What is expected: Quote the records below in full, exactly as given, with the images taken out.

Exercise materials:
## Begin
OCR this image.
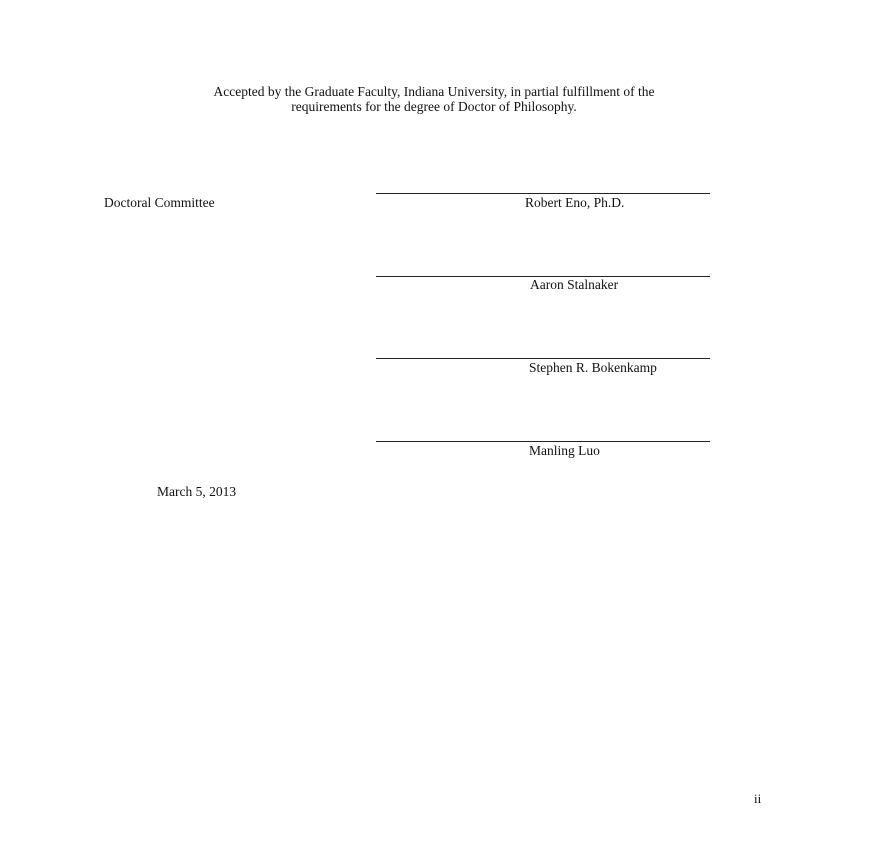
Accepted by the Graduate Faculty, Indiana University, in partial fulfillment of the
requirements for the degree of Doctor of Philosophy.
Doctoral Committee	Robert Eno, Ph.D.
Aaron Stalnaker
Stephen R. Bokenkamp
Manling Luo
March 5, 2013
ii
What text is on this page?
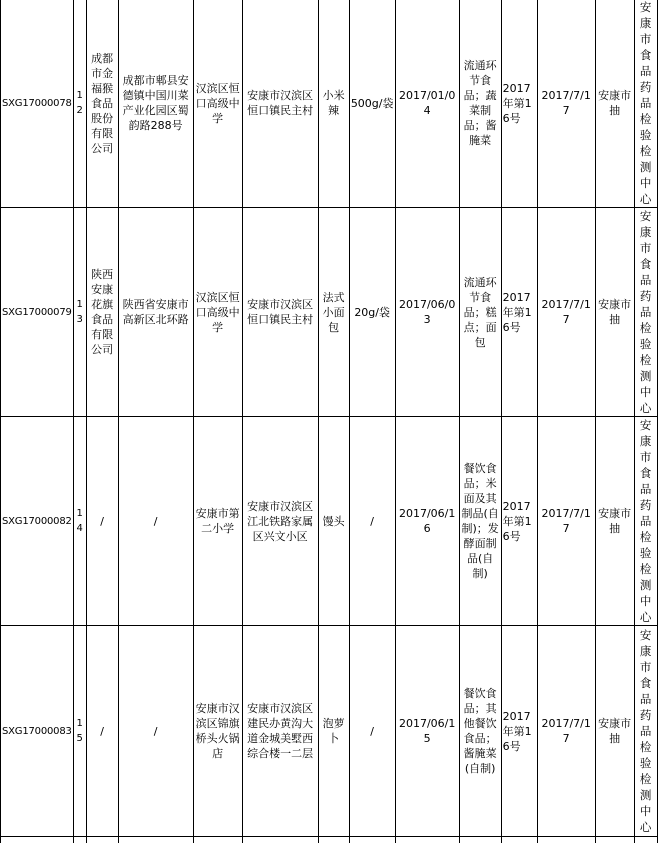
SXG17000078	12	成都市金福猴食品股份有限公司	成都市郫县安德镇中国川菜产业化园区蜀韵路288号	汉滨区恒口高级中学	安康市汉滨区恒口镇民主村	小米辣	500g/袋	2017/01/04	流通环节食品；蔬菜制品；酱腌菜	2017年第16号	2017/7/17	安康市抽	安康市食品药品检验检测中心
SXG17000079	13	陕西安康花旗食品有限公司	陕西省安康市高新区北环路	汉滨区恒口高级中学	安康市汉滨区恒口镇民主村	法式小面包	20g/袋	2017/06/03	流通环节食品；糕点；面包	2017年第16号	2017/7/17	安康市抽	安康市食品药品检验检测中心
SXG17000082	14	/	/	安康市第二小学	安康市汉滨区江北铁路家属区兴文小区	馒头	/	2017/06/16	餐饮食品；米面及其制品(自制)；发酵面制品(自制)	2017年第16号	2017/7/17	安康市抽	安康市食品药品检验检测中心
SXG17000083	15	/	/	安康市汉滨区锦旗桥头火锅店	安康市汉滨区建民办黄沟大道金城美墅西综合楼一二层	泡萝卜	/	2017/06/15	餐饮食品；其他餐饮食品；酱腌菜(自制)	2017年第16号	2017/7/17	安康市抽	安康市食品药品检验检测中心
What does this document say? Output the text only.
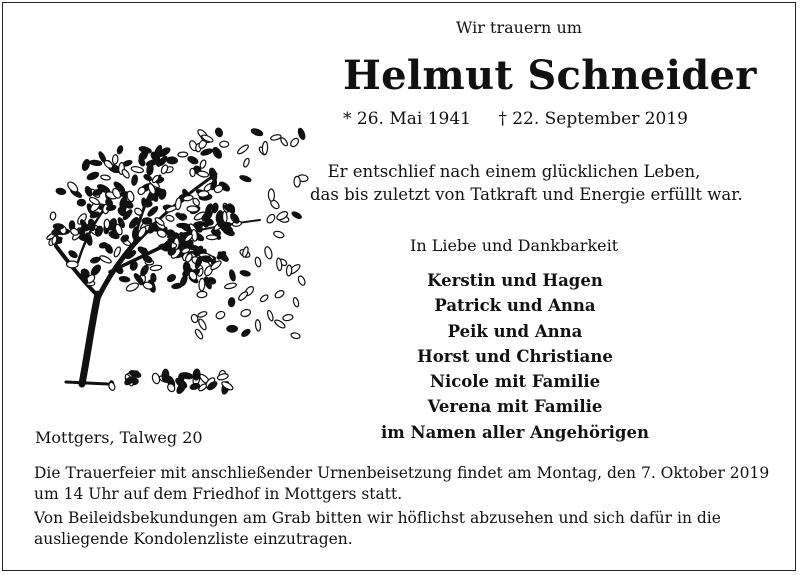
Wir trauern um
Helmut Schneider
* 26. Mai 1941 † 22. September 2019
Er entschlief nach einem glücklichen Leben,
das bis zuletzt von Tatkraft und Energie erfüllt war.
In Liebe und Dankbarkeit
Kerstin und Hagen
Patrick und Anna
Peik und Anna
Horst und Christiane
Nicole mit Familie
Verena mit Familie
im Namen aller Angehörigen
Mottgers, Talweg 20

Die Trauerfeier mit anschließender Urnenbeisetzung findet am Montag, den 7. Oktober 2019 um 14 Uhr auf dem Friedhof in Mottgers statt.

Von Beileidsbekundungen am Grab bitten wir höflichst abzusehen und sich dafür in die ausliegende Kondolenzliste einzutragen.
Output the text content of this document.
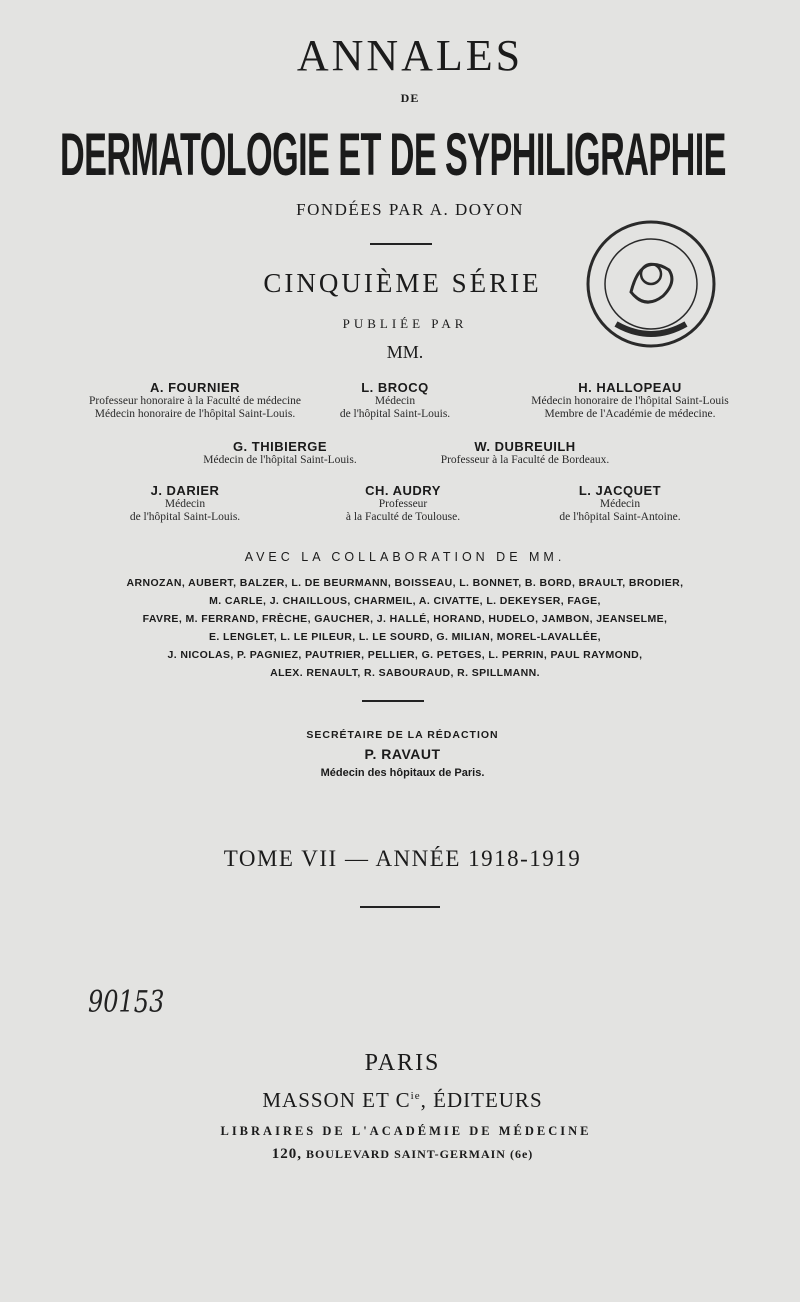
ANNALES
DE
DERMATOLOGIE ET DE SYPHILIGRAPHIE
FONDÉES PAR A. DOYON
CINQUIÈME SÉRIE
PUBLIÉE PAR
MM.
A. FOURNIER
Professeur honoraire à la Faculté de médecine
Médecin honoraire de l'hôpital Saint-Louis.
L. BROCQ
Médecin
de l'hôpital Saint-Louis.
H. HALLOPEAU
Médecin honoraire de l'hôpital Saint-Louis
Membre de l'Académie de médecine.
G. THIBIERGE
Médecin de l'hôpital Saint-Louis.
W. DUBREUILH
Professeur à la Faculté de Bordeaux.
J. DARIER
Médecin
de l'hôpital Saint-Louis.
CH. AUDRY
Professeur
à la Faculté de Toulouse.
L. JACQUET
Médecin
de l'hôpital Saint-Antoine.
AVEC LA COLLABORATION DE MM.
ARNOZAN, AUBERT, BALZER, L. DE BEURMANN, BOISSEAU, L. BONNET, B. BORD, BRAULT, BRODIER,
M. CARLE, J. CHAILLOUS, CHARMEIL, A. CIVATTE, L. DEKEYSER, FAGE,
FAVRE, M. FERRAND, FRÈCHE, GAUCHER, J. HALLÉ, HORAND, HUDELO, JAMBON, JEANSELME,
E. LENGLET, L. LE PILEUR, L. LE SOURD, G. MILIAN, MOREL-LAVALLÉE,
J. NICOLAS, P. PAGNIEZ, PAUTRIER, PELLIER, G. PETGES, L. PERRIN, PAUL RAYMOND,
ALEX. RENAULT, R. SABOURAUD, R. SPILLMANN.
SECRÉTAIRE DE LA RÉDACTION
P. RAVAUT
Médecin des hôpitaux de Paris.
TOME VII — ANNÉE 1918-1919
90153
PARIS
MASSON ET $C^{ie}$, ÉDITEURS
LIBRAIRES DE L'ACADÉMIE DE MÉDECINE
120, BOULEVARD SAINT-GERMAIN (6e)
## End
Correct result:
OCR this image.
Accepted by the Graduate Faculty, Indiana University, in partial fulfillment of the
requirements for the degree of Doctor of Philosophy.
Doctoral Committee	Robert Eno, Ph.D.
Aaron Stalnaker
Stephen R. Bokenkamp
Manling Luo
March 5, 2013
ii
What text is on this page?
SXG17000078	12	成都市金福猴食品股份有限公司	成都市郫县安德镇中国川菜产业化园区蜀韵路288号	汉滨区恒口高级中学	安康市汉滨区恒口镇民主村	小米辣	500g/袋	2017/01/04	流通环节食品；蔬菜制品；酱腌菜	2017年第16号	2017/7/17	安康市抽	安康市食品药品检验检测中心
SXG17000079	13	陕西安康花旗食品有限公司	陕西省安康市高新区北环路	汉滨区恒口高级中学	安康市汉滨区恒口镇民主村	法式小面包	20g/袋	2017/06/03	流通环节食品；糕点；面包	2017年第16号	2017/7/17	安康市抽	安康市食品药品检验检测中心
SXG17000082	14	/	/	安康市第二小学	安康市汉滨区江北铁路家属区兴文小区	馒头	/	2017/06/16	餐饮食品；米面及其制品(自制)；发酵面制品(自制)	2017年第16号	2017/7/17	安康市抽	安康市食品药品检验检测中心
SXG17000083	15	/	/	安康市汉滨区锦旗桥头火锅店	安康市汉滨区建民办黄沟大道金城美墅西综合楼一二层	泡萝卜	/	2017/06/15	餐饮食品；其他餐饮食品；酱腌菜(自制)	2017年第16号	2017/7/17	安康市抽	安康市食品药品检验检测中心
What does this document say? Output the text only.
Wir trauern um
Helmut Schneider
* 26. Mai 1941 † 22. September 2019
Er entschlief nach einem glücklichen Leben,
das bis zuletzt von Tatkraft und Energie erfüllt war.
In Liebe und Dankbarkeit
Kerstin und Hagen
Patrick und Anna
Peik und Anna
Horst und Christiane
Nicole mit Familie
Verena mit Familie
im Namen aller Angehörigen
Mottgers, Talweg 20

Die Trauerfeier mit anschließender Urnenbeisetzung findet am Montag, den 7. Oktober 2019 um 14 Uhr auf dem Friedhof in Mottgers statt.

Von Beileidsbekundungen am Grab bitten wir höflichst abzusehen und sich dafür in die ausliegende Kondolenzliste einzutragen.
Output the text content of this document.
ANNALES
DE
DERMATOLOGIE ET DE SYPHILIGRAPHIE
FONDÉES PAR A. DOYON
CINQUIÈME SÉRIE
PUBLIÉE PAR
MM.
A. FOURNIER
Professeur honoraire à la Faculté de médecine
Médecin honoraire de l'hôpital Saint-Louis.
L. BROCQ
Médecin
de l'hôpital Saint-Louis.
H. HALLOPEAU
Médecin honoraire de l'hôpital Saint-Louis
Membre de l'Académie de médecine.
G. THIBIERGE
Médecin de l'hôpital Saint-Louis.
W. DUBREUILH
Professeur à la Faculté de Bordeaux.
J. DARIER
Médecin
de l'hôpital Saint-Louis.
CH. AUDRY
Professeur
à la Faculté de Toulouse.
L. JACQUET
Médecin
de l'hôpital Saint-Antoine.
AVEC LA COLLABORATION DE MM.
ARNOZAN, AUBERT, BALZER, L. DE BEURMANN, BOISSEAU, L. BONNET, B. BORD, BRAULT, BRODIER,
M. CARLE, J. CHAILLOUS, CHARMEIL, A. CIVATTE, L. DEKEYSER, FAGE,
FAVRE, M. FERRAND, FRÈCHE, GAUCHER, J. HALLÉ, HORAND, HUDELO, JAMBON, JEANSELME,
E. LENGLET, L. LE PILEUR, L. LE SOURD, G. MILIAN, MOREL-LAVALLÉE,
J. NICOLAS, P. PAGNIEZ, PAUTRIER, PELLIER, G. PETGES, L. PERRIN, PAUL RAYMOND,
ALEX. RENAULT, R. SABOURAUD, R. SPILLMANN.
SECRÉTAIRE DE LA RÉDACTION
P. RAVAUT
Médecin des hôpitaux de Paris.
TOME VII — ANNÉE 1918-1919
90153
PARIS
MASSON ET $C^{ie}$, ÉDITEURS
LIBRAIRES DE L'ACADÉMIE DE MÉDECINE
120, BOULEVARD SAINT-GERMAIN (6e)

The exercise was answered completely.